WORK TO DO: Each record must be retyped in full. No character may differ.

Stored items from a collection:
+-------+

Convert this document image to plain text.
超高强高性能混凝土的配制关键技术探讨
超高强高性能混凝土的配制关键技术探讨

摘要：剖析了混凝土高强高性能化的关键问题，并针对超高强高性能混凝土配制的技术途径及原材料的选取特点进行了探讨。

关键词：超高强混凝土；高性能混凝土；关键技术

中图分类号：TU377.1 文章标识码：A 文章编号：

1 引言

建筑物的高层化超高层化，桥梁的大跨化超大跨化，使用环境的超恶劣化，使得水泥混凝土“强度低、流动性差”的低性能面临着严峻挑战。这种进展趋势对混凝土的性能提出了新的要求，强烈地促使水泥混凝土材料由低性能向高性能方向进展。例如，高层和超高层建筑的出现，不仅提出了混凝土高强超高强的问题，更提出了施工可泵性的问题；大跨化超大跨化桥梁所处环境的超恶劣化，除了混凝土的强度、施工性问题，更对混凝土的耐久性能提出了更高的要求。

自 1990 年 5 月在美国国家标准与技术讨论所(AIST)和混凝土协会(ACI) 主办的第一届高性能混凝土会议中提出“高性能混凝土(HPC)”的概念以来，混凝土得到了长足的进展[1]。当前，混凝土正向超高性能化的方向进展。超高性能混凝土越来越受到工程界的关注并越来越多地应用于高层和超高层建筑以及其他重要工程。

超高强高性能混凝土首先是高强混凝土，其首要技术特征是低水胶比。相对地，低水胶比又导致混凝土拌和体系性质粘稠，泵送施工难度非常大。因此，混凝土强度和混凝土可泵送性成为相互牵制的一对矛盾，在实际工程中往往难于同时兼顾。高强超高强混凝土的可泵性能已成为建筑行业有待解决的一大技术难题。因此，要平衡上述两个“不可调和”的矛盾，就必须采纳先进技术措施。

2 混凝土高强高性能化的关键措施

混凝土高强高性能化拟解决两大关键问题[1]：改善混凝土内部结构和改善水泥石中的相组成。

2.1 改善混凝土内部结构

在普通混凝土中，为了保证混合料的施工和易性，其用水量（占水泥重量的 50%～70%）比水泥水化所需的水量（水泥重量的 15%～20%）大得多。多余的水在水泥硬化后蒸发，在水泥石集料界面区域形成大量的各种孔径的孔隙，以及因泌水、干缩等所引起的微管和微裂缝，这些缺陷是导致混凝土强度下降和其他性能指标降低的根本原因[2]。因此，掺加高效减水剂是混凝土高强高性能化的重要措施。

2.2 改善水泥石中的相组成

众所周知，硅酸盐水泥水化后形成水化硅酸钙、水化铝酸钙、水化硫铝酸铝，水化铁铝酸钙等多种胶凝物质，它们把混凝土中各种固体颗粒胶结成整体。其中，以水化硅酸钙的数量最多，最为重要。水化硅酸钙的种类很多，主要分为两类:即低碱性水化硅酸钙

+-------+

EXERCISE OUTPUT:
Convert this document image to plain text.
超高强高性能混凝土的配制关键技术探讨
超高强高性能混凝土的配制关键技术探讨

摘要：剖析了混凝土高强高性能化的关键问题，并针对超高强高性能混凝土配制的技术途径及原材料的选取特点进行了探讨。

关键词：超高强混凝土；高性能混凝土；关键技术

中图分类号：TU377.1 文章标识码：A 文章编号：

1 引言

建筑物的高层化超高层化，桥梁的大跨化超大跨化，使用环境的超恶劣化，使得水泥混凝土“强度低、流动性差”的低性能面临着严峻挑战。这种进展趋势对混凝土的性能提出了新的要求，强烈地促使水泥混凝土材料由低性能向高性能方向进展。例如，高层和超高层建筑的出现，不仅提出了混凝土高强超高强的问题，更提出了施工可泵性的问题；大跨化超大跨化桥梁所处环境的超恶劣化，除了混凝土的强度、施工性问题，更对混凝土的耐久性能提出了更高的要求。

自 1990 年 5 月在美国国家标准与技术讨论所(AIST)和混凝土协会(ACI) 主办的第一届高性能混凝土会议中提出“高性能混凝土(HPC)”的概念以来，混凝土得到了长足的进展[1]。当前，混凝土正向超高性能化的方向进展。超高性能混凝土越来越受到工程界的关注并越来越多地应用于高层和超高层建筑以及其他重要工程。

超高强高性能混凝土首先是高强混凝土，其首要技术特征是低水胶比。相对地，低水胶比又导致混凝土拌和体系性质粘稠，泵送施工难度非常大。因此，混凝土强度和混凝土可泵送性成为相互牵制的一对矛盾，在实际工程中往往难于同时兼顾。高强超高强混凝土的可泵性能已成为建筑行业有待解决的一大技术难题。因此，要平衡上述两个“不可调和”的矛盾，就必须采纳先进技术措施。

2 混凝土高强高性能化的关键措施

混凝土高强高性能化拟解决两大关键问题[1]：改善混凝土内部结构和改善水泥石中的相组成。

2.1 改善混凝土内部结构

在普通混凝土中，为了保证混合料的施工和易性，其用水量（占水泥重量的 50%～70%）比水泥水化所需的水量（水泥重量的 15%～20%）大得多。多余的水在水泥硬化后蒸发，在水泥石集料界面区域形成大量的各种孔径的孔隙，以及因泌水、干缩等所引起的微管和微裂缝，这些缺陷是导致混凝土强度下降和其他性能指标降低的根本原因[2]。因此，掺加高效减水剂是混凝土高强高性能化的重要措施。

2.2 改善水泥石中的相组成

众所周知，硅酸盐水泥水化后形成水化硅酸钙、水化铝酸钙、水化硫铝酸铝，水化铁铝酸钙等多种胶凝物质，它们把混凝土中各种固体颗粒胶结成整体。其中，以水化硅酸钙的数量最多，最为重要。水化硅酸钙的种类很多，主要分为两类:即低碱性水化硅酸钙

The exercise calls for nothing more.